## Görev Tanımı
Seçilmiş bölümün "En çok sevdiği" sözlerinden başlayıp "kalpler onunla çarpardı." sözleri de dahil olmak üzere oraya kadar olan kısmını, "davudi" ifadesini "gür" ile değiştirerek yeniden yazar mısın?

Hey dostum, nasılsın?

Tanımayan korkardı.

Dev gibi cüssesi vardı.

Kaşlarını çattığı zaman yüzüne bakılmayacak kadar heybetleşirdi.

Ama kalbi bir çocuk kalbi kadar sevgi doluydu.

O heybetli vücuduna rağmen asla kavgayı tercih etmezdi.

Yeter ki kızmasın.

Kırmızı ve mavi giymeyi çok severdi.

Bir de dostunu.

Çabuk kırılırdı dostlarına.

Yanlış yapılsın istemezdi, dostlar arasında.

En çok sevdiği şey de dostlarına o davudi sesiyle şarkı söylemekti.

– O şimdi yok
 

Dostlarıyla gittiği mekanlarda mutlaka sahneye çıkar, dostları için birkaç parça söylerdi.

Sahneye çıktığında tanımayan insanlar, merakla bakardı.

Şarkı söylemeye başladığında ise bütün kalpler onunla çarpardı.

En sevdiği şarkı, “Yorgunum Dostlarım, Yorgunum Artık, Vefasız Dostlara Kırgınım Artık” parçasıydı.

Mutlaka söylerdi.

Ve en sevilen kendi şiiri ise şöyleydi:

“Adını Kumsala Yazdım,

Hep Dalgalar Aldı götürdü.

Adını Yollara yazdım,

Hep Çiğnendi ezildi.

Adını Kalbime yazdım,

Ne dalgalar silebildi,

Ne çiğnenip ezildi.

Onu kimse silemedi,

Silemedi,

Silemedi…

 
Rüşveti almamıştı


ANAP’tan Muratpaşa Meclis Üyesi seçilmişti.

Muratpaşa’ya yapılacak bir ticaret merkezi için meclisten onay bekleniyordu.

İşin başındaki kişi de uzaktan bir akrabamdı.

## Veri Bloğu
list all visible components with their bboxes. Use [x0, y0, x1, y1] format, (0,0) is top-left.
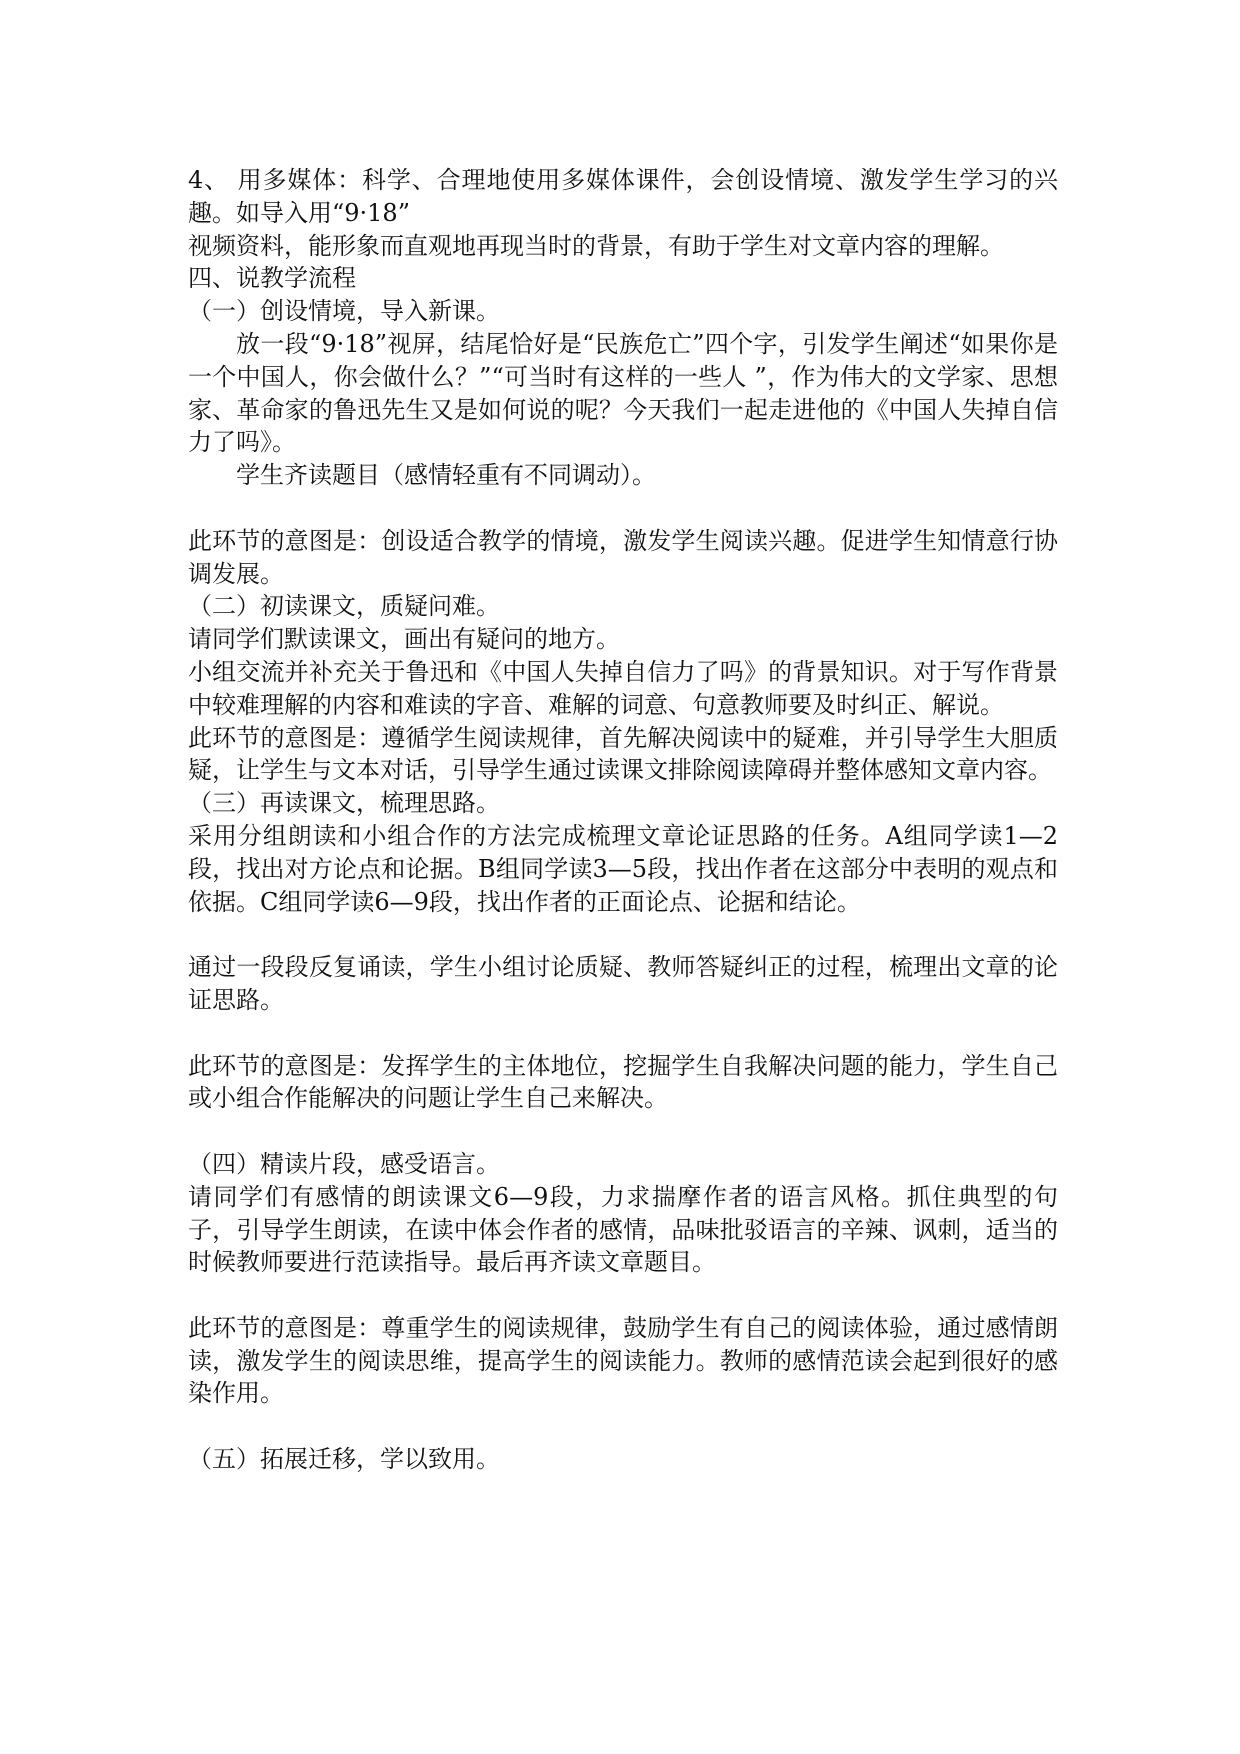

## Eksiksiz Cevap
En çok sevdiği şey de dostlarına o gür sesiyle şarkı söylemekti.

– O şimdi yok
 

Dostlarıyla gittiği mekanlarda mutlaka sahneye çıkar, dostları için birkaç parça söylerdi.

Sahneye çıktığında tanımayan insanlar, merakla bakardı.

Şarkı söylemeye başladığında ise bütün kalpler onunla çarpardı.